_Entries shown_:
------------------------------

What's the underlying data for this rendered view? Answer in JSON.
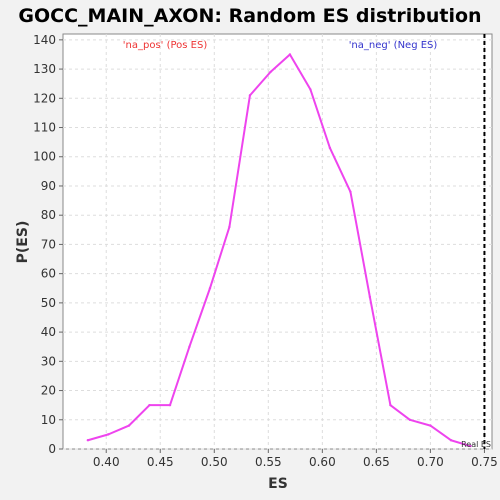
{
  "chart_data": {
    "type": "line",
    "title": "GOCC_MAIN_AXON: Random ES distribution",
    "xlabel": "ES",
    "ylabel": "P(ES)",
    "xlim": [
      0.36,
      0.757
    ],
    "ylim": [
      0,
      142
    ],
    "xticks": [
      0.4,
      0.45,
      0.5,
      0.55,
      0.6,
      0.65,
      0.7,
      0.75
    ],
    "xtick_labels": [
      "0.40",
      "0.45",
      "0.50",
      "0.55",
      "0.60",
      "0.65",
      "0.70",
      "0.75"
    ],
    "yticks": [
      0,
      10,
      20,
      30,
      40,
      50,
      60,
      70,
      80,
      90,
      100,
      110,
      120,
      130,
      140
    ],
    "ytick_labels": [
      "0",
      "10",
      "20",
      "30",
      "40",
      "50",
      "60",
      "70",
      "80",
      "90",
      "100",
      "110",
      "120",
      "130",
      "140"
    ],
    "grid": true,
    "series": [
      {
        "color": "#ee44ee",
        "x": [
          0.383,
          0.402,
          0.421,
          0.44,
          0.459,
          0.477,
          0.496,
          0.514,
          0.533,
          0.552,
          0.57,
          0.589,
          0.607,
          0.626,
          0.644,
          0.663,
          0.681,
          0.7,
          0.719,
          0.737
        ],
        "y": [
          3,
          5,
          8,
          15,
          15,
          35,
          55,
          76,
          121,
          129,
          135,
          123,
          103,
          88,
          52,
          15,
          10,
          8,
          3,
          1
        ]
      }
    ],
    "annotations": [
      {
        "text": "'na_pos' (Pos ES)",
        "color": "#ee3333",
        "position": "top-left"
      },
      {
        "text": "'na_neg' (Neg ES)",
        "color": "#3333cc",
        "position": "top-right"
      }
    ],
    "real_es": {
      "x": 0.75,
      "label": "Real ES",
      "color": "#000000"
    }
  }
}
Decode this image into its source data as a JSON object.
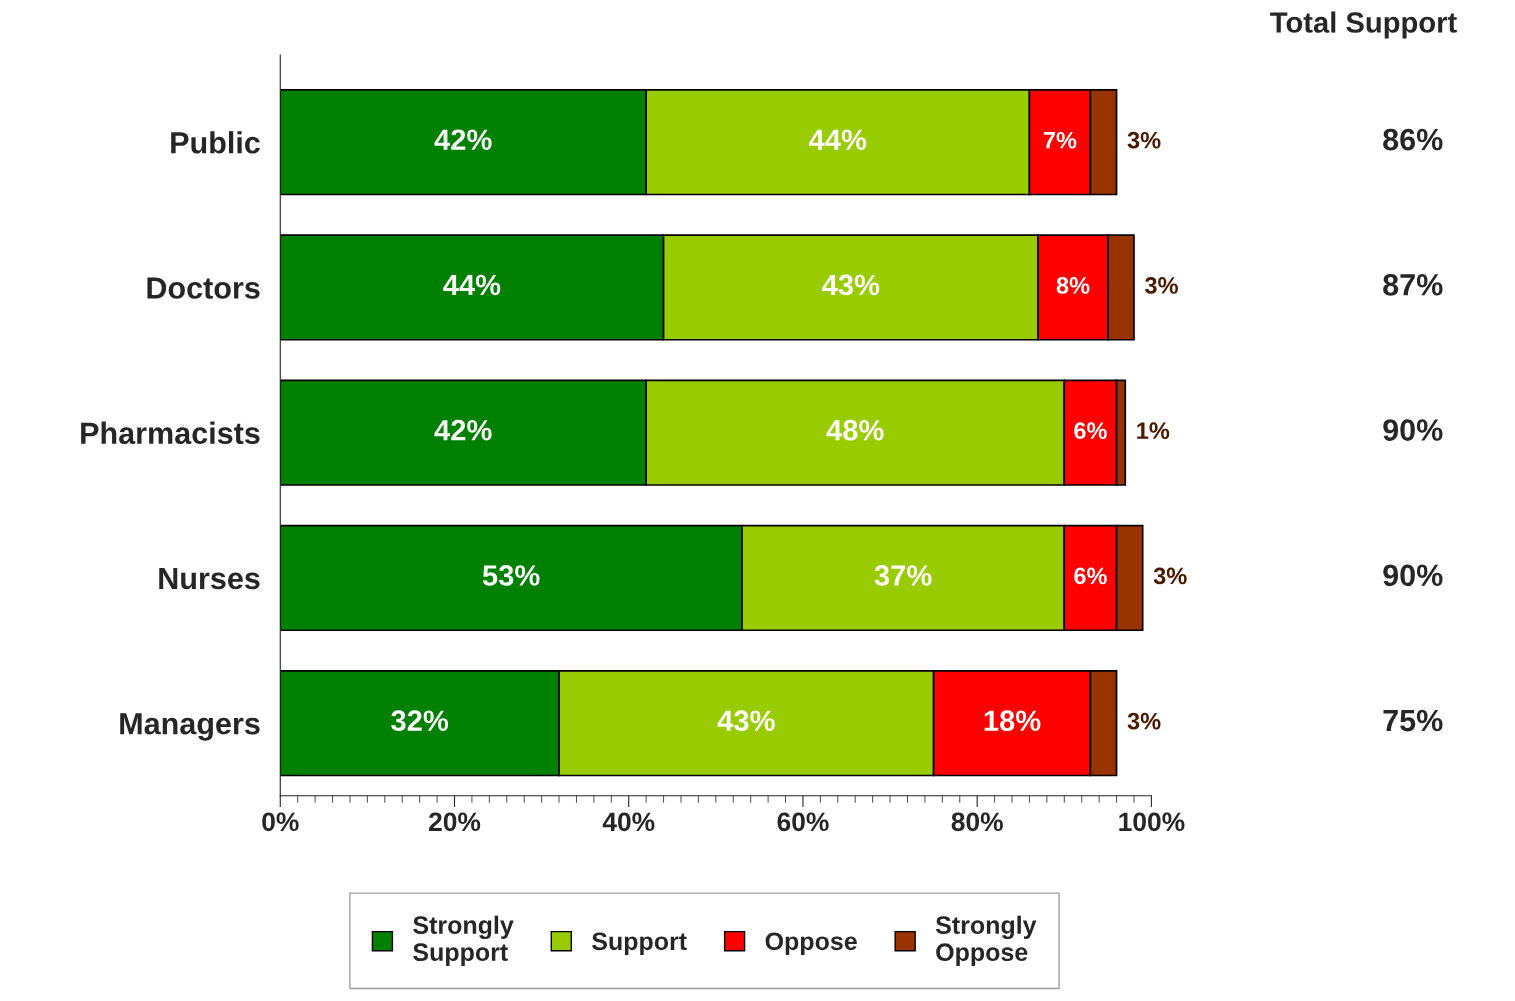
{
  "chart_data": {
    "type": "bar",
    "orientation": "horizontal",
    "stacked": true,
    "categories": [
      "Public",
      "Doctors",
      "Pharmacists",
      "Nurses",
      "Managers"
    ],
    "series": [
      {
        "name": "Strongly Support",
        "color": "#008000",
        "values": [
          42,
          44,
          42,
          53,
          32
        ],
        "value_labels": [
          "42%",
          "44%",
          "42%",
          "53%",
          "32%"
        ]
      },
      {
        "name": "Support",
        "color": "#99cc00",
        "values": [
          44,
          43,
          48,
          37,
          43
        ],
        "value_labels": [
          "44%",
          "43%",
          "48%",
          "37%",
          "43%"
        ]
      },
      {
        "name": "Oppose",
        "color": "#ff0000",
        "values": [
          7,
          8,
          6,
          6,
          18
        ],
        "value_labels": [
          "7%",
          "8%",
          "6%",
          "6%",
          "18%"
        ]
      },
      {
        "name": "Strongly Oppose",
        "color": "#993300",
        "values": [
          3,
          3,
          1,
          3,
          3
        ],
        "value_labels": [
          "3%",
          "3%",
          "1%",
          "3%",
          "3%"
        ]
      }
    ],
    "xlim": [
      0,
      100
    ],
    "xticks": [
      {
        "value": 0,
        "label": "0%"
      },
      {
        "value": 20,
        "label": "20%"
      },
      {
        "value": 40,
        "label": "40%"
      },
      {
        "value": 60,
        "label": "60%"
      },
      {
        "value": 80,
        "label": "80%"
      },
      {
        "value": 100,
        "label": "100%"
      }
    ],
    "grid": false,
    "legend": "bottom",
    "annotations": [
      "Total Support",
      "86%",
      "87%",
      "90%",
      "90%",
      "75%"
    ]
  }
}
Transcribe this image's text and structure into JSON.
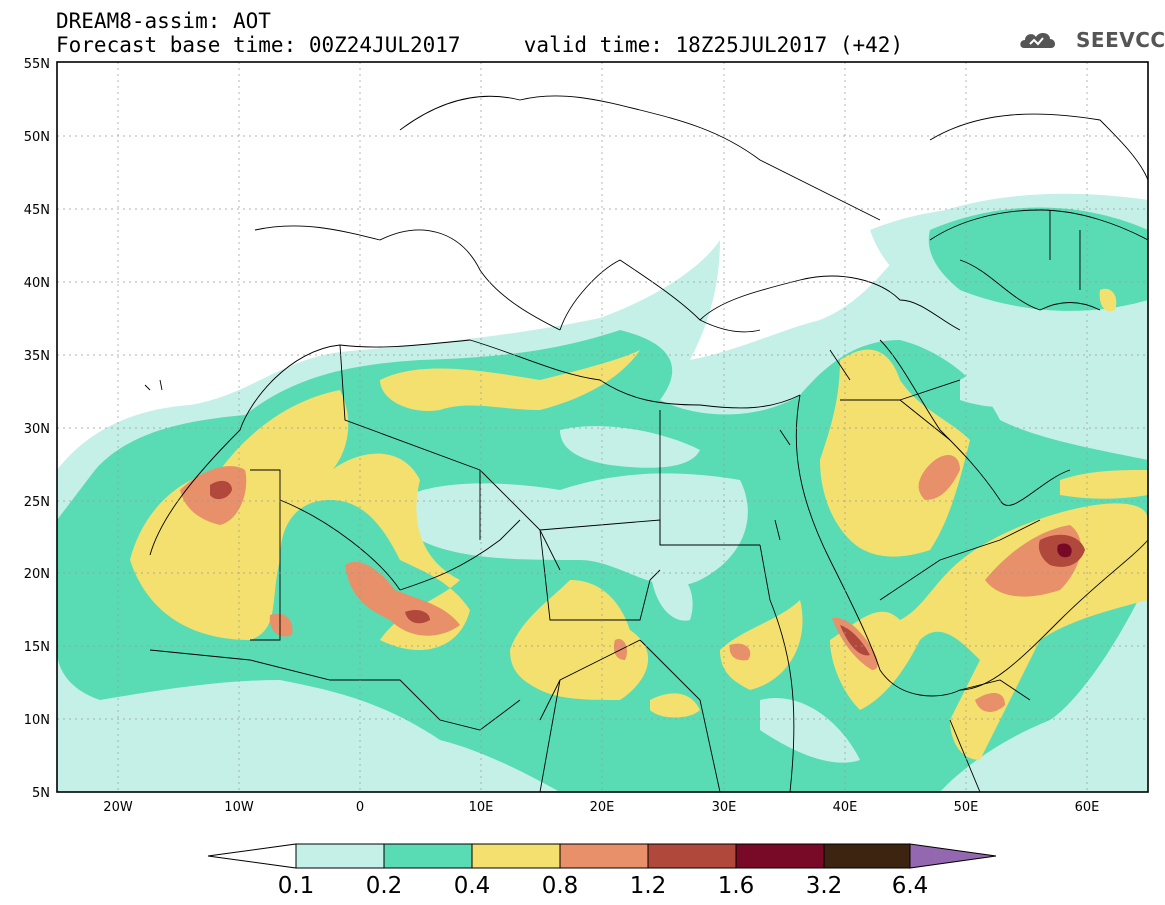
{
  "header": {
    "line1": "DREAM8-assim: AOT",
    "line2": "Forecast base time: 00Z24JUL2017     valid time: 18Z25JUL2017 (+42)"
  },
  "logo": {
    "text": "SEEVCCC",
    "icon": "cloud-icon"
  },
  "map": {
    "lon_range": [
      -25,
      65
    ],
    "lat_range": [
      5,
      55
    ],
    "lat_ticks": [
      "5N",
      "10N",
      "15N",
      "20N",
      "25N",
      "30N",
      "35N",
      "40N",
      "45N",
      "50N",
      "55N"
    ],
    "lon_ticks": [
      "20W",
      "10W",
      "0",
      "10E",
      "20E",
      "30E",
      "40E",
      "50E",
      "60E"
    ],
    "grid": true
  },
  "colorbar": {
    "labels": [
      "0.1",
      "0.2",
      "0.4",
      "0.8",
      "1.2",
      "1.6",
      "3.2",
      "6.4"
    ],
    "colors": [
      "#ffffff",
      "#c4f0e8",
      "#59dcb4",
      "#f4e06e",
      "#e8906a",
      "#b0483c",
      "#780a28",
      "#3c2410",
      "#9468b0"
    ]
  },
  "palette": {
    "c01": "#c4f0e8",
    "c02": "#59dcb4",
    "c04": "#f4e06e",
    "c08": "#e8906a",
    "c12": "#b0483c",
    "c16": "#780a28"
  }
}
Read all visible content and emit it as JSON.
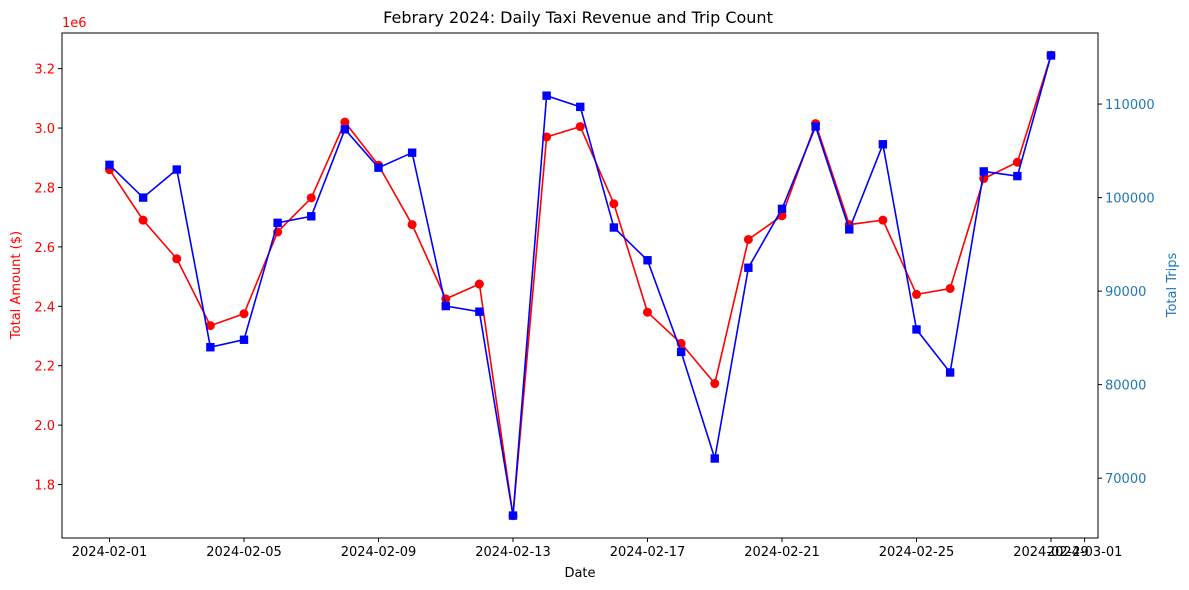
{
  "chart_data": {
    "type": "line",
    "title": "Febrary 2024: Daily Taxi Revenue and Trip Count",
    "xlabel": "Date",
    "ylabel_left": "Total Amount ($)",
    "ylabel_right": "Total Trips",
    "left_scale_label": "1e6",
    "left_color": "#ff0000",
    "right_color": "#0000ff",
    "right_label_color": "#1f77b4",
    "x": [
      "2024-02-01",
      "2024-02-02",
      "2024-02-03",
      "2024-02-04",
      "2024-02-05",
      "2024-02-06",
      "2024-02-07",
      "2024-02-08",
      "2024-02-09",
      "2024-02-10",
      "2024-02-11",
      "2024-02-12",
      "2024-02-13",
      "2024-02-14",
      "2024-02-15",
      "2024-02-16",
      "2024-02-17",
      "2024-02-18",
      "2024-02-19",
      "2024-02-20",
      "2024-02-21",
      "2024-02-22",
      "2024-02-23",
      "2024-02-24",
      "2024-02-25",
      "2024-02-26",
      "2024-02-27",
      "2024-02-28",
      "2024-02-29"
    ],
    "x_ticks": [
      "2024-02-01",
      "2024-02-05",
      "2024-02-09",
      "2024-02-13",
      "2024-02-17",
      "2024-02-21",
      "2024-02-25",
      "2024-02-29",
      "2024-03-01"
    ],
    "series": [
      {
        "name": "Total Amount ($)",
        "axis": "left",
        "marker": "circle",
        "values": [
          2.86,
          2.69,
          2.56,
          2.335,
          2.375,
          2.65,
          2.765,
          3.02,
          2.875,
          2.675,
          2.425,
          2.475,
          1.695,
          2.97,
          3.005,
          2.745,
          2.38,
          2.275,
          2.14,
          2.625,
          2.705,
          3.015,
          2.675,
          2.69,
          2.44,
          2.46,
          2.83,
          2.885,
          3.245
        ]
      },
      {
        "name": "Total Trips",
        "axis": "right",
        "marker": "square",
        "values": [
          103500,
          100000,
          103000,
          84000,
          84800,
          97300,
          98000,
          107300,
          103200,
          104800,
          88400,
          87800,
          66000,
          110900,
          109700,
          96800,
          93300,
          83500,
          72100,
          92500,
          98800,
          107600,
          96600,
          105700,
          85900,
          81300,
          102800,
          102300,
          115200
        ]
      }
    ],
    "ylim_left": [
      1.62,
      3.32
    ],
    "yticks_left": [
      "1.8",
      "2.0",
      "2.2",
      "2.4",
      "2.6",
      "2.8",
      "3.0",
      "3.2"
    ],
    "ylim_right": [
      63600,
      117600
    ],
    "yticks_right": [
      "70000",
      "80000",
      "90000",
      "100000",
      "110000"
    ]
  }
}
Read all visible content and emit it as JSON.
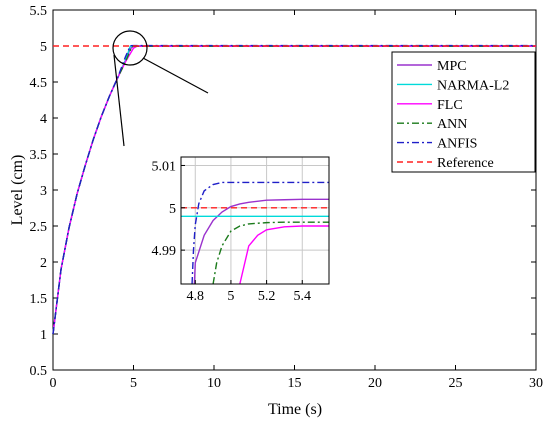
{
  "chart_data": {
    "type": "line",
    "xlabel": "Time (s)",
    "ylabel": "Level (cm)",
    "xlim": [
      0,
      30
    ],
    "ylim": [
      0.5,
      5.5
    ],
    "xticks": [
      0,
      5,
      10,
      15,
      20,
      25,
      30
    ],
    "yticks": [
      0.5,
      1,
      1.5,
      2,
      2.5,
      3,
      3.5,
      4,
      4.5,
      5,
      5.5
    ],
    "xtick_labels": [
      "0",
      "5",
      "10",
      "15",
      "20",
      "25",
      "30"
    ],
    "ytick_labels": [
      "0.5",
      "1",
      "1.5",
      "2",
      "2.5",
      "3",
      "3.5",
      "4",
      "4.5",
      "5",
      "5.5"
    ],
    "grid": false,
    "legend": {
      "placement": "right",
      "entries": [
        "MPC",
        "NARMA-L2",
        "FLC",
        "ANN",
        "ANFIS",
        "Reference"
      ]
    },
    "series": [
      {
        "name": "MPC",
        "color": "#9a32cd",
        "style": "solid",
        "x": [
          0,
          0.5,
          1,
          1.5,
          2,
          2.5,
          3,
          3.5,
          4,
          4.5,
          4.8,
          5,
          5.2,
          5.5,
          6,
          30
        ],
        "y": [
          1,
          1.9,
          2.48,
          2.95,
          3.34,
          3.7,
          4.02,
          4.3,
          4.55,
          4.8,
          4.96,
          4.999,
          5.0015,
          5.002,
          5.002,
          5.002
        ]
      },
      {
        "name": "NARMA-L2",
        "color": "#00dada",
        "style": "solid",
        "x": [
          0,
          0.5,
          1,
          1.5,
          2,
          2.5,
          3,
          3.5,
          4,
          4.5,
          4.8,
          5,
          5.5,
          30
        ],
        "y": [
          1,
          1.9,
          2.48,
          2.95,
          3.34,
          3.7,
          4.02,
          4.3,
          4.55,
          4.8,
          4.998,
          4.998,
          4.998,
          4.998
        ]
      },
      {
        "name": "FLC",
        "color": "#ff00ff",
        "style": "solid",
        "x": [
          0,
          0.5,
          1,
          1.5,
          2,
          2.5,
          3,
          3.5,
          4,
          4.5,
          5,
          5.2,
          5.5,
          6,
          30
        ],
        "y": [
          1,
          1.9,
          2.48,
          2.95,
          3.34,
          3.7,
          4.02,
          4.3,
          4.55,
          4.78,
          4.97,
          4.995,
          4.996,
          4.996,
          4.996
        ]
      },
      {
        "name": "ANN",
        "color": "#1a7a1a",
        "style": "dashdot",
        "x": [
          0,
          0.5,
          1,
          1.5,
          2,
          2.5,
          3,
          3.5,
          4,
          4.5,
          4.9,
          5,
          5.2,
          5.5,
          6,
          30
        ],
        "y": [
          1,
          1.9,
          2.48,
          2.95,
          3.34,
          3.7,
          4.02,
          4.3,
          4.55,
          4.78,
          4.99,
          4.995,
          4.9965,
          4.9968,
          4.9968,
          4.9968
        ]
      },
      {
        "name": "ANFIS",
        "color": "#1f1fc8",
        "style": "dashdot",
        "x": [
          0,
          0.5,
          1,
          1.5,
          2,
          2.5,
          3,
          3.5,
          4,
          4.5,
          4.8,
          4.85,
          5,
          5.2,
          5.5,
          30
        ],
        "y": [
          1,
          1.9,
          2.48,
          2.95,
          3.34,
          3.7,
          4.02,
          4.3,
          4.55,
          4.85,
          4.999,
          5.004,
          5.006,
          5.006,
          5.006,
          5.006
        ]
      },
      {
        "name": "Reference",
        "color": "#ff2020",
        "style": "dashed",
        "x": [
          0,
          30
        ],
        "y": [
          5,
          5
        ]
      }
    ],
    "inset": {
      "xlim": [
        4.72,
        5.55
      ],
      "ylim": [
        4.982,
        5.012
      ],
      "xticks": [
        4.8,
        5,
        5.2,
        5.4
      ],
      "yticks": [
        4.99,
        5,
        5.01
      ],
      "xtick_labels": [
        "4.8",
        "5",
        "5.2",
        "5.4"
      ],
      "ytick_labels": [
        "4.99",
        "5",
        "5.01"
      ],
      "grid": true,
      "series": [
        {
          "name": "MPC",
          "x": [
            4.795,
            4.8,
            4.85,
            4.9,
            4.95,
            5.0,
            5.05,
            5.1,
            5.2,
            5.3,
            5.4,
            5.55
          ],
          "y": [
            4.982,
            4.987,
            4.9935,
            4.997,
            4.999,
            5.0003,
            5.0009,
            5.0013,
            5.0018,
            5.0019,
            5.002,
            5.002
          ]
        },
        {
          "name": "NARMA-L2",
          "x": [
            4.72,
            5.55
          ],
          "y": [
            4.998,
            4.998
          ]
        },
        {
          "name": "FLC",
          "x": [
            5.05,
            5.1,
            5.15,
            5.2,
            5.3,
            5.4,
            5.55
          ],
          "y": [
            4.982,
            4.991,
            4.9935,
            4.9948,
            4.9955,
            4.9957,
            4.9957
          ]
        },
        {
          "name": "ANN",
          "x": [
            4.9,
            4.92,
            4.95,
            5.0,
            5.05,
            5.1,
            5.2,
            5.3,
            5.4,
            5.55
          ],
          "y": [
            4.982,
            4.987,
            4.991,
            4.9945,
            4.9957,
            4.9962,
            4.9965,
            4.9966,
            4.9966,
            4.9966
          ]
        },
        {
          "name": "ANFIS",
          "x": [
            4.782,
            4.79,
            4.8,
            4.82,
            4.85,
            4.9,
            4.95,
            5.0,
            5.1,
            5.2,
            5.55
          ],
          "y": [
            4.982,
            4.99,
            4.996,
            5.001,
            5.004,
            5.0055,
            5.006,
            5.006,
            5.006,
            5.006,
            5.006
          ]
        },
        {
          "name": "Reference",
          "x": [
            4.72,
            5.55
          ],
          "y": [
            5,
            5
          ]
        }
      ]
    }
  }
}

------------------------------

_Exercise aim_:
Copy every line of the listing that includes the string "Total".

_Answer to this task_:
      "Total Support",
    "ylabel_left": "Total Amount ($)",
    "ylabel_right": "Total Trips",
        "name": "Total Amount ($)",
        "name": "Total Trips",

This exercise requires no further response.